# Start of ENTRIES SHOWN

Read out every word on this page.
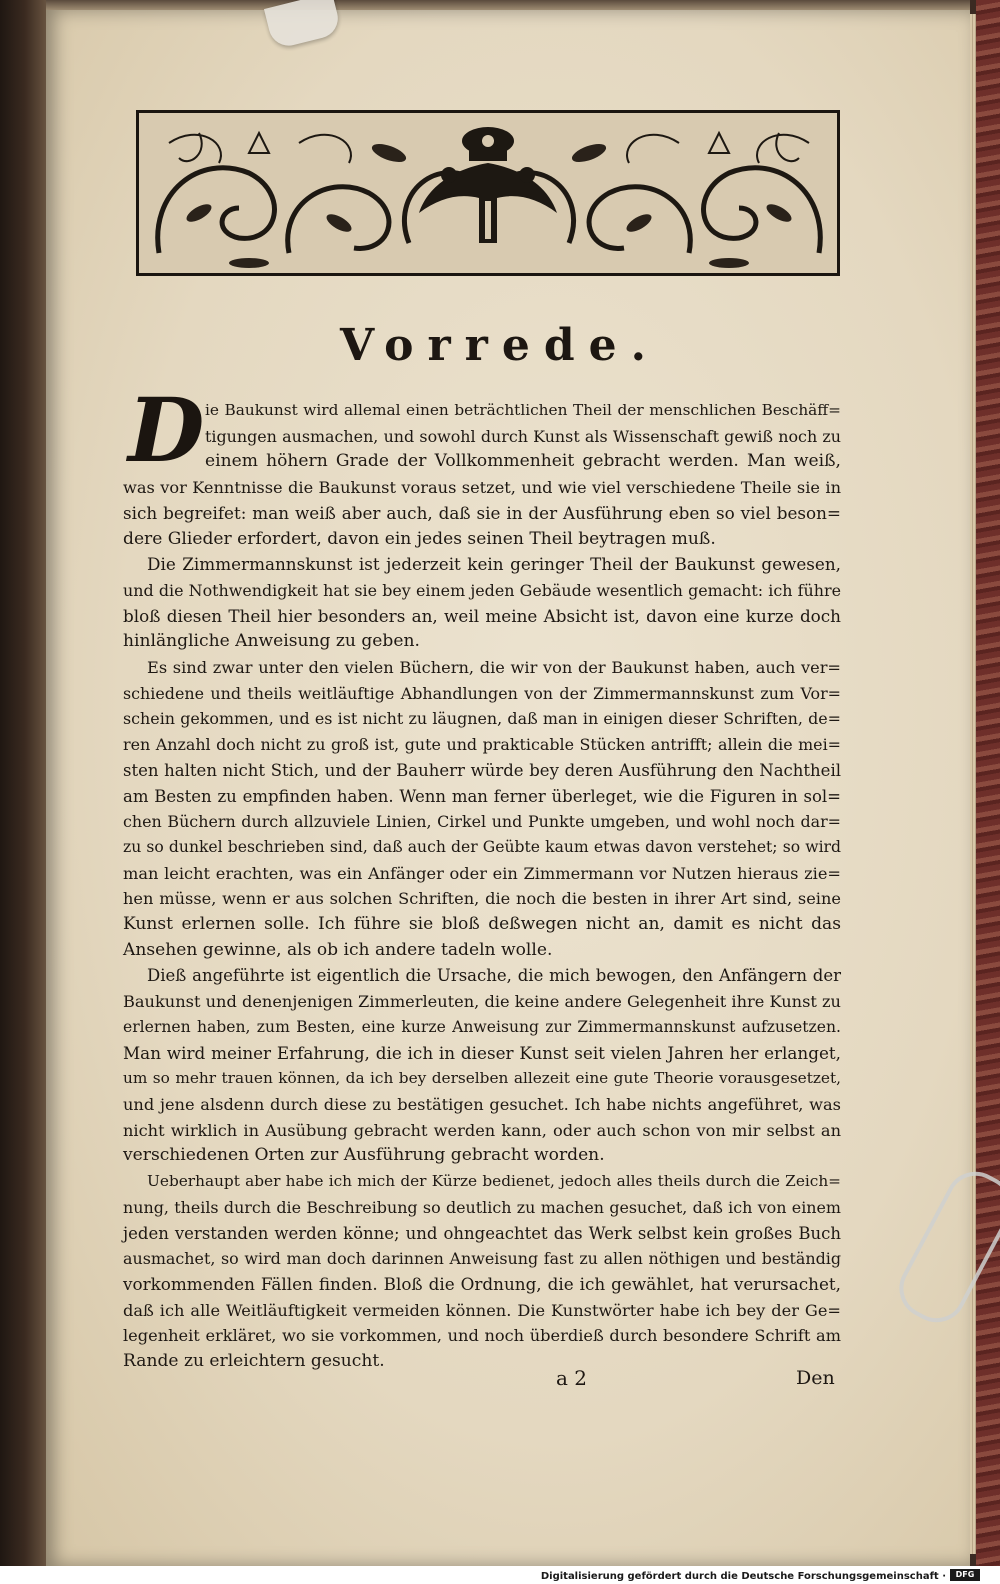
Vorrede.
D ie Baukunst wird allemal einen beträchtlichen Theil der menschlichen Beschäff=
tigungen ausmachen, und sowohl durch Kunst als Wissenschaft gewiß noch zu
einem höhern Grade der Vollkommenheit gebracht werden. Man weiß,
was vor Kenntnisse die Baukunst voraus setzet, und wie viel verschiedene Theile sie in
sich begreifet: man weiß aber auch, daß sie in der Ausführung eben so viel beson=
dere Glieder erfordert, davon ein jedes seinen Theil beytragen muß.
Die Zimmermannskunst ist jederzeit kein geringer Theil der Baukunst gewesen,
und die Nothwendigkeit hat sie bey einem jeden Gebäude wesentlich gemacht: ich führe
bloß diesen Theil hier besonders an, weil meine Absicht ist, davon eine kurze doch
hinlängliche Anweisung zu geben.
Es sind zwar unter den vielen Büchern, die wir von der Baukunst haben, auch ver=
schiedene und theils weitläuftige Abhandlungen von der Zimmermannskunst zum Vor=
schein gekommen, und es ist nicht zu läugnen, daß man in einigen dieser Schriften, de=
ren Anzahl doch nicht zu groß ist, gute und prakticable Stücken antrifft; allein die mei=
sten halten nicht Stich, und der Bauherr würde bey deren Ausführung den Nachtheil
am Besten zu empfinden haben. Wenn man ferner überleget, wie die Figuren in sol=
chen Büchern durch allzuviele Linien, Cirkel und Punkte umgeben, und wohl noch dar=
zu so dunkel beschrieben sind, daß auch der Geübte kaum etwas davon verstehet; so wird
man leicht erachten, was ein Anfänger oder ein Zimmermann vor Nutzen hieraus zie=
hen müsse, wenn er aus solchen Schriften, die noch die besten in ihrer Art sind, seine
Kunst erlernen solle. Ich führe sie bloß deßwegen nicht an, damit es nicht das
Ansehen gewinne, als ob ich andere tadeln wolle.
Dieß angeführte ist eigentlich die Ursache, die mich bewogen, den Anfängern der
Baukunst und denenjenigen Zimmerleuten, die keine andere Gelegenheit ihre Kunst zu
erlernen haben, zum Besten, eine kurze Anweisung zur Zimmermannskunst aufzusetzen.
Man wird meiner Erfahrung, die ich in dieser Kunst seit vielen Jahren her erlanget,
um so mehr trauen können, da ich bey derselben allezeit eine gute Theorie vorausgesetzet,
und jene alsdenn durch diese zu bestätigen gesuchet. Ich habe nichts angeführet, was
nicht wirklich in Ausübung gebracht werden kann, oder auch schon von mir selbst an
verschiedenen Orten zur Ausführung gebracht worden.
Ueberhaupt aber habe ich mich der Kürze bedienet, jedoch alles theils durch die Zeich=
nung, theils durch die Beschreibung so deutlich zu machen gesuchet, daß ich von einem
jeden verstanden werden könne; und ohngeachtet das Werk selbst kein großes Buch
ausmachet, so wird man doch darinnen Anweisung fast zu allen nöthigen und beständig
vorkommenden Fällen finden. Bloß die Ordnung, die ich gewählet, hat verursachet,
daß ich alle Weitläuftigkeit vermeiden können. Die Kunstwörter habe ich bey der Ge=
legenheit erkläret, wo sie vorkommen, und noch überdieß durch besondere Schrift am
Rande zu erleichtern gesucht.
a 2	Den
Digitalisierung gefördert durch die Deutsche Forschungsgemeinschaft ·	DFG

# End of ENTRIES SHOWN
# Start of ENTRIES SHOWN

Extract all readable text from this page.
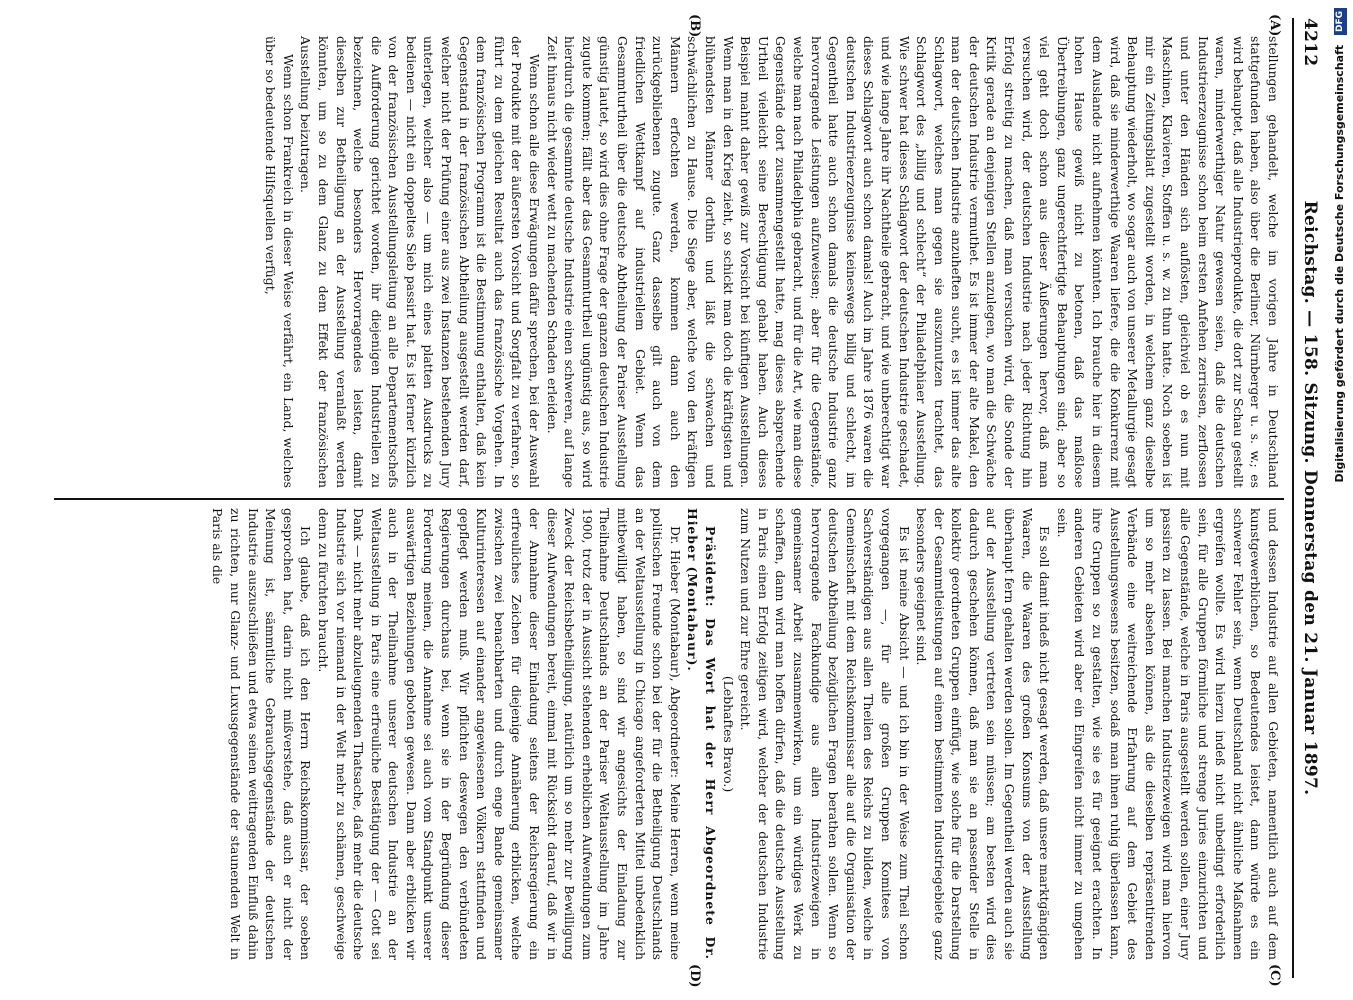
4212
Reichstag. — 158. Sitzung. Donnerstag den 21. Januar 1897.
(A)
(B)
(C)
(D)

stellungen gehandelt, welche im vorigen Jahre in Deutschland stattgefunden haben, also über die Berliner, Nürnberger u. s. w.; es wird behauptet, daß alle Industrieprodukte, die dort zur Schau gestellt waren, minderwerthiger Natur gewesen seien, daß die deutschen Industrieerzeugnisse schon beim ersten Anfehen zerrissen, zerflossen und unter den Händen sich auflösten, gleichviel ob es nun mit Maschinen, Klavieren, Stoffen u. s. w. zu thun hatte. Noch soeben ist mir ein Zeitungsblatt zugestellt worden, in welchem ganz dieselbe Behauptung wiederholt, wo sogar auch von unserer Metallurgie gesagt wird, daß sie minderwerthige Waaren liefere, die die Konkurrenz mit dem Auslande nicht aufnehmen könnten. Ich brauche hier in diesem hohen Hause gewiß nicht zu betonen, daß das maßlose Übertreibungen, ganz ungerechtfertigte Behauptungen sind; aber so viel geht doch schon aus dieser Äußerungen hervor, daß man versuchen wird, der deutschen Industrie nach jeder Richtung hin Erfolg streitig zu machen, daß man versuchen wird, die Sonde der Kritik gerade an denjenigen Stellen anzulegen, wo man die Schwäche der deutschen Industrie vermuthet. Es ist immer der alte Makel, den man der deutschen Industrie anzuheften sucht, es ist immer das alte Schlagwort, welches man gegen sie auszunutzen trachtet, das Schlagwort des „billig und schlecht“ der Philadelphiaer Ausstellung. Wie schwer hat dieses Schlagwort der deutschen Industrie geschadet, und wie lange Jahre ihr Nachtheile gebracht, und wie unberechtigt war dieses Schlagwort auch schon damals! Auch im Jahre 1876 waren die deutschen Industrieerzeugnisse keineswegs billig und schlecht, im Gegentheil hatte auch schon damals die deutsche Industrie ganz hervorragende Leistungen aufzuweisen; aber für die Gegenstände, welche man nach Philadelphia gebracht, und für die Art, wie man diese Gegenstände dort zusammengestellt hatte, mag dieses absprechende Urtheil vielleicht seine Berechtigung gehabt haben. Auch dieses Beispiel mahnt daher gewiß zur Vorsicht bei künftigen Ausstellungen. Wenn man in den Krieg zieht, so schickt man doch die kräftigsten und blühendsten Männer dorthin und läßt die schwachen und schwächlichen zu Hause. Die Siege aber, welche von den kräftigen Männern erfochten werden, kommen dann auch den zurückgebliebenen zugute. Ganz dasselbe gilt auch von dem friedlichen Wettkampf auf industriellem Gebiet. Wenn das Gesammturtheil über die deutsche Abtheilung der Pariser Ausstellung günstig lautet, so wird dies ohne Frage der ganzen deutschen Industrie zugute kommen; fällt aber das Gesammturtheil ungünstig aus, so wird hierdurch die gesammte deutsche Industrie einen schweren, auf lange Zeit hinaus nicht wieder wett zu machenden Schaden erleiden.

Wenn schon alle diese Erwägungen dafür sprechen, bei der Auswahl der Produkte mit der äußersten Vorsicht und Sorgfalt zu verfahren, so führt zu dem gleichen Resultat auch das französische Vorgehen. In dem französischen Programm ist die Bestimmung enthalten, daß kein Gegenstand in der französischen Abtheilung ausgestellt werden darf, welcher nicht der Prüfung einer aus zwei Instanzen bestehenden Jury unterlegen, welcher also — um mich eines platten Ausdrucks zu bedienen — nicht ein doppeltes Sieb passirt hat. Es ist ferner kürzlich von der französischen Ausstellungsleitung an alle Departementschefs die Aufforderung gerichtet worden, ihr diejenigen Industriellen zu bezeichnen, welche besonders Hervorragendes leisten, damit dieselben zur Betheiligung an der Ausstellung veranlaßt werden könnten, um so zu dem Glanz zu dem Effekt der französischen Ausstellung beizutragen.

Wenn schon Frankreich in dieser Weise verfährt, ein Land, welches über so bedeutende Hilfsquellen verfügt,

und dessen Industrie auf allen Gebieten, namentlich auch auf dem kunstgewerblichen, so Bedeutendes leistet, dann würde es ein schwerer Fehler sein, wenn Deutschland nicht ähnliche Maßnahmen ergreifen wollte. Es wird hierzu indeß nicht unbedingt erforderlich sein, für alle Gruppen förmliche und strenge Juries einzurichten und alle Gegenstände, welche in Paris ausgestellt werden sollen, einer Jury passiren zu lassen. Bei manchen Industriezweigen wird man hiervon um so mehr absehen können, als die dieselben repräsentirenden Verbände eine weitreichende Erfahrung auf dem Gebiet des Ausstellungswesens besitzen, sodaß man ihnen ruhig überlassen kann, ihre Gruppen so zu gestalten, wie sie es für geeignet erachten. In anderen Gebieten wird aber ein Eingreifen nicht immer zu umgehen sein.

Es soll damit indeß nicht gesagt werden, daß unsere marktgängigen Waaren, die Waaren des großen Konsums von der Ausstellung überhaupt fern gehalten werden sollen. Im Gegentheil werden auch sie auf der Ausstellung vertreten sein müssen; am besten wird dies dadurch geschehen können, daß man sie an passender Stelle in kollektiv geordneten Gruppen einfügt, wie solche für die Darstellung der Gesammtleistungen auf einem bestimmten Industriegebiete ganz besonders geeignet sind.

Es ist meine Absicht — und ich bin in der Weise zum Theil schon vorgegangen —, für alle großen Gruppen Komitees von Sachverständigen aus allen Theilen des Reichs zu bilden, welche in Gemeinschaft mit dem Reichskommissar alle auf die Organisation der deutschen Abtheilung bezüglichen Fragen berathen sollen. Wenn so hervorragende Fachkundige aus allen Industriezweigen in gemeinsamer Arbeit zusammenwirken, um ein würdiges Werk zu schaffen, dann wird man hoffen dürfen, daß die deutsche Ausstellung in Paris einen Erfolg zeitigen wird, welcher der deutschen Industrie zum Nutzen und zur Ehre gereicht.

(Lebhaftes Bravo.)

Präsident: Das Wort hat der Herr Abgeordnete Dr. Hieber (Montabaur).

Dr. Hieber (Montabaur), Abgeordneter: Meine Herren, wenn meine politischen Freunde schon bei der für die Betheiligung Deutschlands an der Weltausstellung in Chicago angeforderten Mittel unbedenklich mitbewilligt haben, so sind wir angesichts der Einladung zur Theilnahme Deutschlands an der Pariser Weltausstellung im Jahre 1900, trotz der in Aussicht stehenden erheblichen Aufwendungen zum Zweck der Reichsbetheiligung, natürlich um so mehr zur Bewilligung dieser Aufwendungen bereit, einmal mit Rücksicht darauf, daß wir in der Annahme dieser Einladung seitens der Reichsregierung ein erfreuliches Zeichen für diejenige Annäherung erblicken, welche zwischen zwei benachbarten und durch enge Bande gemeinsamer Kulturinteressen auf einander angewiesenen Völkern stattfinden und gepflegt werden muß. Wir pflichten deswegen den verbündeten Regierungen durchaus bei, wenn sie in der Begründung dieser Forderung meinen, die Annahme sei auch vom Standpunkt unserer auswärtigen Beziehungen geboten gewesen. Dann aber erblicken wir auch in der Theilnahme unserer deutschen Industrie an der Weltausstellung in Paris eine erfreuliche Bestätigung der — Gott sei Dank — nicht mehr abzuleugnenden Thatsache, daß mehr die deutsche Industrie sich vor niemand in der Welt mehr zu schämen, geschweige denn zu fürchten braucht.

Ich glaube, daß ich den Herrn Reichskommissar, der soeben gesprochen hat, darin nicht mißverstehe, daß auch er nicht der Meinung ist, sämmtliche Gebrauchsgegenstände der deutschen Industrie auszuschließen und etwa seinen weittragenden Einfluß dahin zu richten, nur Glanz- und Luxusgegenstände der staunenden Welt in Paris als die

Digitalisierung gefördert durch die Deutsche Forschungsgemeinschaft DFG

# End of ENTRIES SHOWN

▶ [DIRECTIONS FOR THIS TASK]
Copy all lines from the data that hold the word "Ausführung".

▶ [TASK ANSWER]
sich begreifet: man weiß aber auch, daß sie in der Ausführung eben so viel beson=
sten halten nicht Stich, und der Bauherr würde bey deren Ausführung den Nachtheil
verschiedenen Orten zur Ausführung gebracht worden.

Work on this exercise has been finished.